## Written problem
Every line of the records below should be restated exactly.

----

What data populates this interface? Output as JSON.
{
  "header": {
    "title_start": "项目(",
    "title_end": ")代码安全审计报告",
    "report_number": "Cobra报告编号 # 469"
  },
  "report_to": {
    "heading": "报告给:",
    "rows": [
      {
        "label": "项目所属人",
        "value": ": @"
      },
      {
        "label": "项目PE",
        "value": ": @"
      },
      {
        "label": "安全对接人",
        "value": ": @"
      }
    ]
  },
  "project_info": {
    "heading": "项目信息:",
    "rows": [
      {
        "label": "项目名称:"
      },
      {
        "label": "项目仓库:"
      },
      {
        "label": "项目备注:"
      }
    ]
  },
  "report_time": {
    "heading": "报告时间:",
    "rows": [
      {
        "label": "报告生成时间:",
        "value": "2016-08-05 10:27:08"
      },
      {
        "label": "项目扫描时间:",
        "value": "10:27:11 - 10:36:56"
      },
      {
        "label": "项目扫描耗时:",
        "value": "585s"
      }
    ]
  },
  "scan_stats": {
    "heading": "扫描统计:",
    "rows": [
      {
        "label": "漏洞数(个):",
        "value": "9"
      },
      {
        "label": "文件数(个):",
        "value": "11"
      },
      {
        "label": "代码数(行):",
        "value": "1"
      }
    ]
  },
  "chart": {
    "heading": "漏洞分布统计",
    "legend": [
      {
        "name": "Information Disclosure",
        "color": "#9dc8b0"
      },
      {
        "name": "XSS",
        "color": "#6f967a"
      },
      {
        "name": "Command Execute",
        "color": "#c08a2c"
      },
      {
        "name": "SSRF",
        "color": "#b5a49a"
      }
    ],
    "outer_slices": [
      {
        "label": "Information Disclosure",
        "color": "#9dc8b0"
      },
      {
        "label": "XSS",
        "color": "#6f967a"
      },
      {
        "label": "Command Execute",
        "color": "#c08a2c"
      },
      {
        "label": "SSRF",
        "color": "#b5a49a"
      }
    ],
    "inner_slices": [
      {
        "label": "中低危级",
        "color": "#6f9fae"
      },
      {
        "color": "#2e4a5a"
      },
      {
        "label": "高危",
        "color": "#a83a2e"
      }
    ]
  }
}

----

## Right answer
What data populates this interface? Output as JSON.
{
  "header": {
    "title_start": "项目(",
    "title_end": ")代码安全审计报告",
    "report_number": "Cobra报告编号 # 469"
  },
  "report_to": {
    "heading": "报告给:",
    "rows": [
      {
        "label": "项目所属人",
        "value": ": @"
      },
      {
        "label": "项目PE",
        "value": ": @"
      },
      {
        "label": "安全对接人",
        "value": ": @"
      }
    ]
  },
  "project_info": {
    "heading": "项目信息:",
    "rows": [
      {
        "label": "项目名称:"
      },
      {
        "label": "项目仓库:"
      },
      {
        "label": "项目备注:"
      }
    ]
  },
  "report_time": {
    "heading": "报告时间:",
    "rows": [
      {
        "label": "报告生成时间:",
        "value": "2016-08-05 10:27:08"
      },
      {
        "label": "项目扫描时间:",
        "value": "10:27:11 - 10:36:56"
      },
      {
        "label": "项目扫描耗时:",
        "value": "585s"
      }
    ]
  },
  "scan_stats": {
    "heading": "扫描统计:",
    "rows": [
      {
        "label": "漏洞数(个):",
        "value": "9"
      },
      {
        "label": "文件数(个):",
        "value": "11"
      },
      {
        "label": "代码数(行):",
        "value": "1"
      }
    ]
  },
  "chart": {
    "heading": "漏洞分布统计",
    "legend": [
      {
        "name": "Information Disclosure",
        "color": "#9dc8b0"
      },
      {
        "name": "XSS",
        "color": "#6f967a"
      },
      {
        "name": "Command Execute",
        "color": "#c08a2c"
      },
      {
        "name": "SSRF",
        "color": "#b5a49a"
      }
    ],
    "outer_slices": [
      {
        "label": "Information Disclosure",
        "color": "#9dc8b0"
      },
      {
        "label": "XSS",
        "color": "#6f967a"
      },
      {
        "label": "Command Execute",
        "color": "#c08a2c"
      },
      {
        "label": "SSRF",
        "color": "#b5a49a"
      }
    ],
    "inner_slices": [
      {
        "label": "中低危级",
        "color": "#6f9fae"
      },
      {
        "color": "#2e4a5a"
      },
      {
        "label": "高危",
        "color": "#a83a2e"
      }
    ]
  }
}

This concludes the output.